- [Written problem]:
Check each line of the entries below for the string "følgende"; copy every line where it appears.

--- begin ---

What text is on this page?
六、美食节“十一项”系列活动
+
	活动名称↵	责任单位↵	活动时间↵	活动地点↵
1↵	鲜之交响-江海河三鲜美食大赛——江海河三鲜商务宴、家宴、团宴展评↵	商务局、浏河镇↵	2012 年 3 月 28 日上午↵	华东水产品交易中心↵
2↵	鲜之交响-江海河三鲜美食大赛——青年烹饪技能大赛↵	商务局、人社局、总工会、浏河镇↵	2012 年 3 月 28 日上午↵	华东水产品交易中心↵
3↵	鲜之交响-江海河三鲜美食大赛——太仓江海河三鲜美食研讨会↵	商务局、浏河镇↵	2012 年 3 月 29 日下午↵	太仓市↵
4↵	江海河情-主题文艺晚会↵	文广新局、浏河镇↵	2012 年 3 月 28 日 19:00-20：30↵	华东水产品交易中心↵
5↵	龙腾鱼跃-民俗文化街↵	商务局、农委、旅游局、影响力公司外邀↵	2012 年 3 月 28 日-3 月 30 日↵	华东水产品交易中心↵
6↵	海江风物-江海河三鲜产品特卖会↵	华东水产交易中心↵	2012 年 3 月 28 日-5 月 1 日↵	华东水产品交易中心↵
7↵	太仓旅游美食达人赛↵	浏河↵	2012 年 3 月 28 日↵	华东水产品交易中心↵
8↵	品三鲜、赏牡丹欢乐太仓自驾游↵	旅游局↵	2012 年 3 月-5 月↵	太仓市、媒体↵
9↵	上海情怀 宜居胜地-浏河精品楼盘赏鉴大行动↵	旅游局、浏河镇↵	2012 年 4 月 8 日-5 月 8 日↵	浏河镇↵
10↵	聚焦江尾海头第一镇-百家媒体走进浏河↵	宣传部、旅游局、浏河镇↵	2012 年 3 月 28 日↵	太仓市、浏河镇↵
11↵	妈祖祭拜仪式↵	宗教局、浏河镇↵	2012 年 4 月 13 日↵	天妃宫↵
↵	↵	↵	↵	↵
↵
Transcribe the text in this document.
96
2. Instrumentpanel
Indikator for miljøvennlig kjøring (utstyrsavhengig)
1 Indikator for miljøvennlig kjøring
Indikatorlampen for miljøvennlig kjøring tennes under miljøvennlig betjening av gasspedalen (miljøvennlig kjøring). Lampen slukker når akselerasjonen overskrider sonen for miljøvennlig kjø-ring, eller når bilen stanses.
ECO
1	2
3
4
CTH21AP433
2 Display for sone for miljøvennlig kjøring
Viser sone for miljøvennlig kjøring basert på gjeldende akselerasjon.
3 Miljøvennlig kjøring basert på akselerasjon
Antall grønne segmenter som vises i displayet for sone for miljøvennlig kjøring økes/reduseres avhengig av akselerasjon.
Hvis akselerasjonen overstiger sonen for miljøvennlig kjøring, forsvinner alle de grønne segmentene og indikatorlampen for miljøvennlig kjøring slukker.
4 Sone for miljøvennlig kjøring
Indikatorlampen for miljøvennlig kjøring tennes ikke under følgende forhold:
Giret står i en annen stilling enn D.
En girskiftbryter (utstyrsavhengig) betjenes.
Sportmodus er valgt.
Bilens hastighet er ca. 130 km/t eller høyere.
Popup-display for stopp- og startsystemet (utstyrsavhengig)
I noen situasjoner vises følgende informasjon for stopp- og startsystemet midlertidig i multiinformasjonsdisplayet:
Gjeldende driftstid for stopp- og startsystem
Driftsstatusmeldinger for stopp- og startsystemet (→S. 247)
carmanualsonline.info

--- end ---
--- begin ---

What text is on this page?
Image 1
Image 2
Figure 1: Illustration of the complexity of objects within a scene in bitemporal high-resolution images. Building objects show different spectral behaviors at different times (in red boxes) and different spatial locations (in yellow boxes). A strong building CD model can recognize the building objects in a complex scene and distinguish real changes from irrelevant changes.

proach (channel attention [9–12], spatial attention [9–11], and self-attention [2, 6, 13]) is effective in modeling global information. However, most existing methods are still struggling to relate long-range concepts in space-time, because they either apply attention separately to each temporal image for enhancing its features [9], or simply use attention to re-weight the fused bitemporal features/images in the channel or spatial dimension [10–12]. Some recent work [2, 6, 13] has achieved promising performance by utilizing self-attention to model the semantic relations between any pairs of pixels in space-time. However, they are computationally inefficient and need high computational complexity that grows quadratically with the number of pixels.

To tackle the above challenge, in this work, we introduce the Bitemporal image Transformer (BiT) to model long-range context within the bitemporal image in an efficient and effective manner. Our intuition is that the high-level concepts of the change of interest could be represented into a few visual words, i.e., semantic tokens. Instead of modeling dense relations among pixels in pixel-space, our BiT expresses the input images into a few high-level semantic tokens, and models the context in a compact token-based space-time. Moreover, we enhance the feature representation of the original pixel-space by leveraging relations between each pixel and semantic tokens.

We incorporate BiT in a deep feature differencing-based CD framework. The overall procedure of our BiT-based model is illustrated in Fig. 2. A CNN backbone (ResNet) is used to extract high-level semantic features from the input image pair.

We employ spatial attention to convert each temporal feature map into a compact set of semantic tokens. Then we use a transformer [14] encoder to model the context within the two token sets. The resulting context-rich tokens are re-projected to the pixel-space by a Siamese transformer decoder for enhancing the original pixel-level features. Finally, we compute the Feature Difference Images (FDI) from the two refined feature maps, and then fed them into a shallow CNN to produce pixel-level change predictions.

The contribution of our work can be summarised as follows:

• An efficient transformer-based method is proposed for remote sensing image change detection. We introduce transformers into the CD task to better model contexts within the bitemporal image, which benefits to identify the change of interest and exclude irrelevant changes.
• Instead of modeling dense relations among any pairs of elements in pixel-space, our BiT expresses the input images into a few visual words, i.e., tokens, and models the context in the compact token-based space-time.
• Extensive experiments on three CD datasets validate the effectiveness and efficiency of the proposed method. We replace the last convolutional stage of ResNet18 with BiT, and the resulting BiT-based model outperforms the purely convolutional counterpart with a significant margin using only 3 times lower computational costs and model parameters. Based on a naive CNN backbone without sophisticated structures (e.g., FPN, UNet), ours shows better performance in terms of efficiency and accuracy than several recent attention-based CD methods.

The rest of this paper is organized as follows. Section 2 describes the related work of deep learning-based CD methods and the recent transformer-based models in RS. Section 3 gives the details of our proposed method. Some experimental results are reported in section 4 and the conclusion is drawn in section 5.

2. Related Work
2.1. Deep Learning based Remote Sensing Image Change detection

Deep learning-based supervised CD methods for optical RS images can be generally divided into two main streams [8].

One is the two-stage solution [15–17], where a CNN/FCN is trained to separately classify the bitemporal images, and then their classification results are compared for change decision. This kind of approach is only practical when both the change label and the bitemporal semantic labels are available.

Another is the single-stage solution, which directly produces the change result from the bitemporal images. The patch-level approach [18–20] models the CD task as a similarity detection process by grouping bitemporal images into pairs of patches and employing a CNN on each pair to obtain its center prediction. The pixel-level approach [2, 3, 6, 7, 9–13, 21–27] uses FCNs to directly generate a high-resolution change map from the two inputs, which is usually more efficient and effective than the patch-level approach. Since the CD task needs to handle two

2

--- end ---

- [The reply]:
Indikatorlampen for miljøvennlig kjøring tennes ikke under følgende forhold:
I noen situasjoner vises følgende informasjon for stopp- og startsystemet midlertidig i multiinformasjonsdisplayet:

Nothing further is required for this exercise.